(Records from a data source)

● ● ● ● ● ● ●

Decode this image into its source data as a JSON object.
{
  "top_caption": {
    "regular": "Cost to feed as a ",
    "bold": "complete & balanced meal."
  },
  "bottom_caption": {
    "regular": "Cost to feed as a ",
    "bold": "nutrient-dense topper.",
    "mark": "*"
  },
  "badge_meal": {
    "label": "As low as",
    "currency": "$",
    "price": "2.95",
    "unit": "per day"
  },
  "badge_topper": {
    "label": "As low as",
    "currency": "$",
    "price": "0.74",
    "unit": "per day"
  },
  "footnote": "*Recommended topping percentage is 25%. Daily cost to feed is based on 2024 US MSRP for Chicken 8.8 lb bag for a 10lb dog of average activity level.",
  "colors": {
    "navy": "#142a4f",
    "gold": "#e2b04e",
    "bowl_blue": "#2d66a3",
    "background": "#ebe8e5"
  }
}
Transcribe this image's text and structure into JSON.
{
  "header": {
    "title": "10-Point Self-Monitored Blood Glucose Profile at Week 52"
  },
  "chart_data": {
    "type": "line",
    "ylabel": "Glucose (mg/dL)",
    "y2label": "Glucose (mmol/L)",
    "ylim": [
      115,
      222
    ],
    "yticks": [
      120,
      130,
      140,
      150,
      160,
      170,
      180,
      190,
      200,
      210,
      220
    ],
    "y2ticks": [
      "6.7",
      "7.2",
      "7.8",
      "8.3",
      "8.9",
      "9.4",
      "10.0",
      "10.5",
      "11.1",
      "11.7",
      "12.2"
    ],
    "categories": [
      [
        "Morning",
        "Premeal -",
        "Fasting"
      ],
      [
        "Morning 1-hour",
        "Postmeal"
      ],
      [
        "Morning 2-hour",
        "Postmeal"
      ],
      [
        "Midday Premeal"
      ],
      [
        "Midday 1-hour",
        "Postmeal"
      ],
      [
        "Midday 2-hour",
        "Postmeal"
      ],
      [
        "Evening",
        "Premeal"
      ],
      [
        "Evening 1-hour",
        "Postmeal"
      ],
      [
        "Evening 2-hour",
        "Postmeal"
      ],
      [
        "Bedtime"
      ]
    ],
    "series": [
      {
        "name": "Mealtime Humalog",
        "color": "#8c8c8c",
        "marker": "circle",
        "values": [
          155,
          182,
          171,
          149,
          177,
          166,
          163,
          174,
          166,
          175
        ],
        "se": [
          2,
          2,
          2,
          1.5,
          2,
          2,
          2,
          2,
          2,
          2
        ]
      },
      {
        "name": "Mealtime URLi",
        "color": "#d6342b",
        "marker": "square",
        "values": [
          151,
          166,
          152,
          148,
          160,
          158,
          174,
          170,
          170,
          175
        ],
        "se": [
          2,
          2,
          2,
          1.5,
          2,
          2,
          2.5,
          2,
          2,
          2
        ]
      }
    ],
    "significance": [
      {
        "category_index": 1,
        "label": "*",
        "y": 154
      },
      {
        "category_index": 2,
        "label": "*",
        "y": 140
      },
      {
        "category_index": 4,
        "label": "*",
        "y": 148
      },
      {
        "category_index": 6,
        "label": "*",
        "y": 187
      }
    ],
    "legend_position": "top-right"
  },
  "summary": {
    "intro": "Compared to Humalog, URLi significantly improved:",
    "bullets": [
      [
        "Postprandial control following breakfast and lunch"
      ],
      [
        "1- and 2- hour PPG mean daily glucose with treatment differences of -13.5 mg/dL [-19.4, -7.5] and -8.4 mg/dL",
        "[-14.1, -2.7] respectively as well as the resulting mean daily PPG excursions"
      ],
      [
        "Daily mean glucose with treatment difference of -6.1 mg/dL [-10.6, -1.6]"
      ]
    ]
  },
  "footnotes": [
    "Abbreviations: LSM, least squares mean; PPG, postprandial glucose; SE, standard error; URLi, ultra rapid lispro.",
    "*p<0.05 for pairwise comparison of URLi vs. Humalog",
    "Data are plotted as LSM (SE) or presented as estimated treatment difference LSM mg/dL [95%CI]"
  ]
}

● ● ● ● ● ● ●

→ **Stated goal**
Give an exact copy of all the data shown above.

→ **Answer to the task**
Decode this image into its source data as a JSON object.
{
  "top_caption": {
    "regular": "Cost to feed as a ",
    "bold": "complete & balanced meal."
  },
  "bottom_caption": {
    "regular": "Cost to feed as a ",
    "bold": "nutrient-dense topper.",
    "mark": "*"
  },
  "badge_meal": {
    "label": "As low as",
    "currency": "$",
    "price": "2.95",
    "unit": "per day"
  },
  "badge_topper": {
    "label": "As low as",
    "currency": "$",
    "price": "0.74",
    "unit": "per day"
  },
  "footnote": "*Recommended topping percentage is 25%. Daily cost to feed is based on 2024 US MSRP for Chicken 8.8 lb bag for a 10lb dog of average activity level.",
  "colors": {
    "navy": "#142a4f",
    "gold": "#e2b04e",
    "bowl_blue": "#2d66a3",
    "background": "#ebe8e5"
  }
}
Transcribe this image's text and structure into JSON.
{
  "header": {
    "title": "10-Point Self-Monitored Blood Glucose Profile at Week 52"
  },
  "chart_data": {
    "type": "line",
    "ylabel": "Glucose (mg/dL)",
    "y2label": "Glucose (mmol/L)",
    "ylim": [
      115,
      222
    ],
    "yticks": [
      120,
      130,
      140,
      150,
      160,
      170,
      180,
      190,
      200,
      210,
      220
    ],
    "y2ticks": [
      "6.7",
      "7.2",
      "7.8",
      "8.3",
      "8.9",
      "9.4",
      "10.0",
      "10.5",
      "11.1",
      "11.7",
      "12.2"
    ],
    "categories": [
      [
        "Morning",
        "Premeal -",
        "Fasting"
      ],
      [
        "Morning 1-hour",
        "Postmeal"
      ],
      [
        "Morning 2-hour",
        "Postmeal"
      ],
      [
        "Midday Premeal"
      ],
      [
        "Midday 1-hour",
        "Postmeal"
      ],
      [
        "Midday 2-hour",
        "Postmeal"
      ],
      [
        "Evening",
        "Premeal"
      ],
      [
        "Evening 1-hour",
        "Postmeal"
      ],
      [
        "Evening 2-hour",
        "Postmeal"
      ],
      [
        "Bedtime"
      ]
    ],
    "series": [
      {
        "name": "Mealtime Humalog",
        "color": "#8c8c8c",
        "marker": "circle",
        "values": [
          155,
          182,
          171,
          149,
          177,
          166,
          163,
          174,
          166,
          175
        ],
        "se": [
          2,
          2,
          2,
          1.5,
          2,
          2,
          2,
          2,
          2,
          2
        ]
      },
      {
        "name": "Mealtime URLi",
        "color": "#d6342b",
        "marker": "square",
        "values": [
          151,
          166,
          152,
          148,
          160,
          158,
          174,
          170,
          170,
          175
        ],
        "se": [
          2,
          2,
          2,
          1.5,
          2,
          2,
          2.5,
          2,
          2,
          2
        ]
      }
    ],
    "significance": [
      {
        "category_index": 1,
        "label": "*",
        "y": 154
      },
      {
        "category_index": 2,
        "label": "*",
        "y": 140
      },
      {
        "category_index": 4,
        "label": "*",
        "y": 148
      },
      {
        "category_index": 6,
        "label": "*",
        "y": 187
      }
    ],
    "legend_position": "top-right"
  },
  "summary": {
    "intro": "Compared to Humalog, URLi significantly improved:",
    "bullets": [
      [
        "Postprandial control following breakfast and lunch"
      ],
      [
        "1- and 2- hour PPG mean daily glucose with treatment differences of -13.5 mg/dL [-19.4, -7.5] and -8.4 mg/dL",
        "[-14.1, -2.7] respectively as well as the resulting mean daily PPG excursions"
      ],
      [
        "Daily mean glucose with treatment difference of -6.1 mg/dL [-10.6, -1.6]"
      ]
    ]
  },
  "footnotes": [
    "Abbreviations: LSM, least squares mean; PPG, postprandial glucose; SE, standard error; URLi, ultra rapid lispro.",
    "*p<0.05 for pairwise comparison of URLi vs. Humalog",
    "Data are plotted as LSM (SE) or presented as estimated treatment difference LSM mg/dL [95%CI]"
  ]
}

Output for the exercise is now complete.